* Begin Data shown *
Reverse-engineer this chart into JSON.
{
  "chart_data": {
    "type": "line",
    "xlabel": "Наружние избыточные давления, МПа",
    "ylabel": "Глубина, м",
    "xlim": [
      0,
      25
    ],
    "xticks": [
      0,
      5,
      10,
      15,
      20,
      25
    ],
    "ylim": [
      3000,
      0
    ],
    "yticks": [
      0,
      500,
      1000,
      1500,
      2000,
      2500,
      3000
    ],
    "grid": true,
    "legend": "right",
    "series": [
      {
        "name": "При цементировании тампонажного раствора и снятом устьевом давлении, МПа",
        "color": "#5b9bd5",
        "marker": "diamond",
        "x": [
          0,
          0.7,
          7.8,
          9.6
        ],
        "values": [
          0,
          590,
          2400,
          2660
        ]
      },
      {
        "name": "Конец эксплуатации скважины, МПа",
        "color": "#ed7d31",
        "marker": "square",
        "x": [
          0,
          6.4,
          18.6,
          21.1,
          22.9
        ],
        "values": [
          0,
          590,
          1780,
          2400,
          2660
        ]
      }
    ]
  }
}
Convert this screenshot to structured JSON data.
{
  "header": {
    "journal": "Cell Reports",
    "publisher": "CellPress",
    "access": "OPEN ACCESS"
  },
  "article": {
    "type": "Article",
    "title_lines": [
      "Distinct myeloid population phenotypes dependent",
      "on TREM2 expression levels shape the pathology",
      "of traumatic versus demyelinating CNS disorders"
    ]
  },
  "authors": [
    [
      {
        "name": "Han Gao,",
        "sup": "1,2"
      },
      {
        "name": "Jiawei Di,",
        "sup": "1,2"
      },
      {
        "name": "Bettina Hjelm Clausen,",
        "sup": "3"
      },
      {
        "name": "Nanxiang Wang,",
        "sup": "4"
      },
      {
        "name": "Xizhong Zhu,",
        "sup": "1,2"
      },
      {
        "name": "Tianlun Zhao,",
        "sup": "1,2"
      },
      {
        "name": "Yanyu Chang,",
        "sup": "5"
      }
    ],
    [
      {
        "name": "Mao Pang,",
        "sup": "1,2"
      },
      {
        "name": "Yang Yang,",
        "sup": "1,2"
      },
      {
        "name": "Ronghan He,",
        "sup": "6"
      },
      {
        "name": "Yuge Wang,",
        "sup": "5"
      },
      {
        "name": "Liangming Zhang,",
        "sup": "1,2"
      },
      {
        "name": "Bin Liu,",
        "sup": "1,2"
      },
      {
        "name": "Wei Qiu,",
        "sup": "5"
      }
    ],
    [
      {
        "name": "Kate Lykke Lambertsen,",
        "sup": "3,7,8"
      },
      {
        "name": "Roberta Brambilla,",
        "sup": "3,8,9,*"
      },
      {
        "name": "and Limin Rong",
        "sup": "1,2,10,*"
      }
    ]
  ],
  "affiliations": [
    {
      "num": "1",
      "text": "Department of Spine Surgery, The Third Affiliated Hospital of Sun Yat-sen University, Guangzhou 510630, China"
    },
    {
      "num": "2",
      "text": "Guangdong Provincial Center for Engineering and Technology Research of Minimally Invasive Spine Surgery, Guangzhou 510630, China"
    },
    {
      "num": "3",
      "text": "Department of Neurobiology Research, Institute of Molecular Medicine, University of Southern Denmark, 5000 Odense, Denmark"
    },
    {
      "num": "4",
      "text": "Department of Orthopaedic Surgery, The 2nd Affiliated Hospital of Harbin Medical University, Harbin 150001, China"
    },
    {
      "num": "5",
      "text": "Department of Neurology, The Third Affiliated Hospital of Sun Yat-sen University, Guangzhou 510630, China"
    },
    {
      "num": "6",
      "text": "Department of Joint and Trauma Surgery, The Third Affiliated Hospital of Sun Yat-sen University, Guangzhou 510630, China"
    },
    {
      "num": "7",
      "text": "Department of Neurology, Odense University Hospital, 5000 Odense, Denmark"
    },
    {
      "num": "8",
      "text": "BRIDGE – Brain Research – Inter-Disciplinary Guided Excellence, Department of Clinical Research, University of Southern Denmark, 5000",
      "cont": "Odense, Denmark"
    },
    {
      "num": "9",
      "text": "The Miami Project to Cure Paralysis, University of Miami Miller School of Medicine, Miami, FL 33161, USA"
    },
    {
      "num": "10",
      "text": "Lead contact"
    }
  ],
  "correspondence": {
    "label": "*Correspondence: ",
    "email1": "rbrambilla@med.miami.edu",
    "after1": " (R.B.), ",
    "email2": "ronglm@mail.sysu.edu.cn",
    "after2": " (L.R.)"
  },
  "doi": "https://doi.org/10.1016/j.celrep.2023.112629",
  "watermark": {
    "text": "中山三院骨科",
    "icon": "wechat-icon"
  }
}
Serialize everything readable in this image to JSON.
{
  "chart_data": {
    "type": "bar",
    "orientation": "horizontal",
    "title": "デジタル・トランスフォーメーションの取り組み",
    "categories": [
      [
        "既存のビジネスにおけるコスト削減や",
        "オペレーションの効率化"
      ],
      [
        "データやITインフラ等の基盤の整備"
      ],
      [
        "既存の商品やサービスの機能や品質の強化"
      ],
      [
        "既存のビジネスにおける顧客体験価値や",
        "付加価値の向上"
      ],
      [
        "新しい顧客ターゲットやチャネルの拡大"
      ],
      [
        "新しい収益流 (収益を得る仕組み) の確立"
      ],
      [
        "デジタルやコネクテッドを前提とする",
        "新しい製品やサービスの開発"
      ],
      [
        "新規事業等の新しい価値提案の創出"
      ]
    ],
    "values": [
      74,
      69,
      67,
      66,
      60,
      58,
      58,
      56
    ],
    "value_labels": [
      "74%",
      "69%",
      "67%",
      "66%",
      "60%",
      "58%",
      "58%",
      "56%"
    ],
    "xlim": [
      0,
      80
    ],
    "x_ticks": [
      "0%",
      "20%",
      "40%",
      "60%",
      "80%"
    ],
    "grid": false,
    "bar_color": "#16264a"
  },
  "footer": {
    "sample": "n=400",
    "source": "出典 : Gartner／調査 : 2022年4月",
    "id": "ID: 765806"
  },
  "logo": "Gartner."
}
* End Data shown *
• [Challenge]: Please restate the records in full, word for word.

• [Solution]:
Reverse-engineer this chart into JSON.
{
  "chart_data": {
    "type": "line",
    "xlabel": "Наружние избыточные давления, МПа",
    "ylabel": "Глубина, м",
    "xlim": [
      0,
      25
    ],
    "xticks": [
      0,
      5,
      10,
      15,
      20,
      25
    ],
    "ylim": [
      3000,
      0
    ],
    "yticks": [
      0,
      500,
      1000,
      1500,
      2000,
      2500,
      3000
    ],
    "grid": true,
    "legend": "right",
    "series": [
      {
        "name": "При цементировании тампонажного раствора и снятом устьевом давлении, МПа",
        "color": "#5b9bd5",
        "marker": "diamond",
        "x": [
          0,
          0.7,
          7.8,
          9.6
        ],
        "values": [
          0,
          590,
          2400,
          2660
        ]
      },
      {
        "name": "Конец эксплуатации скважины, МПа",
        "color": "#ed7d31",
        "marker": "square",
        "x": [
          0,
          6.4,
          18.6,
          21.1,
          22.9
        ],
        "values": [
          0,
          590,
          1780,
          2400,
          2660
        ]
      }
    ]
  }
}
Convert this screenshot to structured JSON data.
{
  "header": {
    "journal": "Cell Reports",
    "publisher": "CellPress",
    "access": "OPEN ACCESS"
  },
  "article": {
    "type": "Article",
    "title_lines": [
      "Distinct myeloid population phenotypes dependent",
      "on TREM2 expression levels shape the pathology",
      "of traumatic versus demyelinating CNS disorders"
    ]
  },
  "authors": [
    [
      {
        "name": "Han Gao,",
        "sup": "1,2"
      },
      {
        "name": "Jiawei Di,",
        "sup": "1,2"
      },
      {
        "name": "Bettina Hjelm Clausen,",
        "sup": "3"
      },
      {
        "name": "Nanxiang Wang,",
        "sup": "4"
      },
      {
        "name": "Xizhong Zhu,",
        "sup": "1,2"
      },
      {
        "name": "Tianlun Zhao,",
        "sup": "1,2"
      },
      {
        "name": "Yanyu Chang,",
        "sup": "5"
      }
    ],
    [
      {
        "name": "Mao Pang,",
        "sup": "1,2"
      },
      {
        "name": "Yang Yang,",
        "sup": "1,2"
      },
      {
        "name": "Ronghan He,",
        "sup": "6"
      },
      {
        "name": "Yuge Wang,",
        "sup": "5"
      },
      {
        "name": "Liangming Zhang,",
        "sup": "1,2"
      },
      {
        "name": "Bin Liu,",
        "sup": "1,2"
      },
      {
        "name": "Wei Qiu,",
        "sup": "5"
      }
    ],
    [
      {
        "name": "Kate Lykke Lambertsen,",
        "sup": "3,7,8"
      },
      {
        "name": "Roberta Brambilla,",
        "sup": "3,8,9,*"
      },
      {
        "name": "and Limin Rong",
        "sup": "1,2,10,*"
      }
    ]
  ],
  "affiliations": [
    {
      "num": "1",
      "text": "Department of Spine Surgery, The Third Affiliated Hospital of Sun Yat-sen University, Guangzhou 510630, China"
    },
    {
      "num": "2",
      "text": "Guangdong Provincial Center for Engineering and Technology Research of Minimally Invasive Spine Surgery, Guangzhou 510630, China"
    },
    {
      "num": "3",
      "text": "Department of Neurobiology Research, Institute of Molecular Medicine, University of Southern Denmark, 5000 Odense, Denmark"
    },
    {
      "num": "4",
      "text": "Department of Orthopaedic Surgery, The 2nd Affiliated Hospital of Harbin Medical University, Harbin 150001, China"
    },
    {
      "num": "5",
      "text": "Department of Neurology, The Third Affiliated Hospital of Sun Yat-sen University, Guangzhou 510630, China"
    },
    {
      "num": "6",
      "text": "Department of Joint and Trauma Surgery, The Third Affiliated Hospital of Sun Yat-sen University, Guangzhou 510630, China"
    },
    {
      "num": "7",
      "text": "Department of Neurology, Odense University Hospital, 5000 Odense, Denmark"
    },
    {
      "num": "8",
      "text": "BRIDGE – Brain Research – Inter-Disciplinary Guided Excellence, Department of Clinical Research, University of Southern Denmark, 5000",
      "cont": "Odense, Denmark"
    },
    {
      "num": "9",
      "text": "The Miami Project to Cure Paralysis, University of Miami Miller School of Medicine, Miami, FL 33161, USA"
    },
    {
      "num": "10",
      "text": "Lead contact"
    }
  ],
  "correspondence": {
    "label": "*Correspondence: ",
    "email1": "rbrambilla@med.miami.edu",
    "after1": " (R.B.), ",
    "email2": "ronglm@mail.sysu.edu.cn",
    "after2": " (L.R.)"
  },
  "doi": "https://doi.org/10.1016/j.celrep.2023.112629",
  "watermark": {
    "text": "中山三院骨科",
    "icon": "wechat-icon"
  }
}
Serialize everything readable in this image to JSON.
{
  "chart_data": {
    "type": "bar",
    "orientation": "horizontal",
    "title": "デジタル・トランスフォーメーションの取り組み",
    "categories": [
      [
        "既存のビジネスにおけるコスト削減や",
        "オペレーションの効率化"
      ],
      [
        "データやITインフラ等の基盤の整備"
      ],
      [
        "既存の商品やサービスの機能や品質の強化"
      ],
      [
        "既存のビジネスにおける顧客体験価値や",
        "付加価値の向上"
      ],
      [
        "新しい顧客ターゲットやチャネルの拡大"
      ],
      [
        "新しい収益流 (収益を得る仕組み) の確立"
      ],
      [
        "デジタルやコネクテッドを前提とする",
        "新しい製品やサービスの開発"
      ],
      [
        "新規事業等の新しい価値提案の創出"
      ]
    ],
    "values": [
      74,
      69,
      67,
      66,
      60,
      58,
      58,
      56
    ],
    "value_labels": [
      "74%",
      "69%",
      "67%",
      "66%",
      "60%",
      "58%",
      "58%",
      "56%"
    ],
    "xlim": [
      0,
      80
    ],
    "x_ticks": [
      "0%",
      "20%",
      "40%",
      "60%",
      "80%"
    ],
    "grid": false,
    "bar_color": "#16264a"
  },
  "footer": {
    "sample": "n=400",
    "source": "出典 : Gartner／調査 : 2022年4月",
    "id": "ID: 765806"
  },
  "logo": "Gartner."
}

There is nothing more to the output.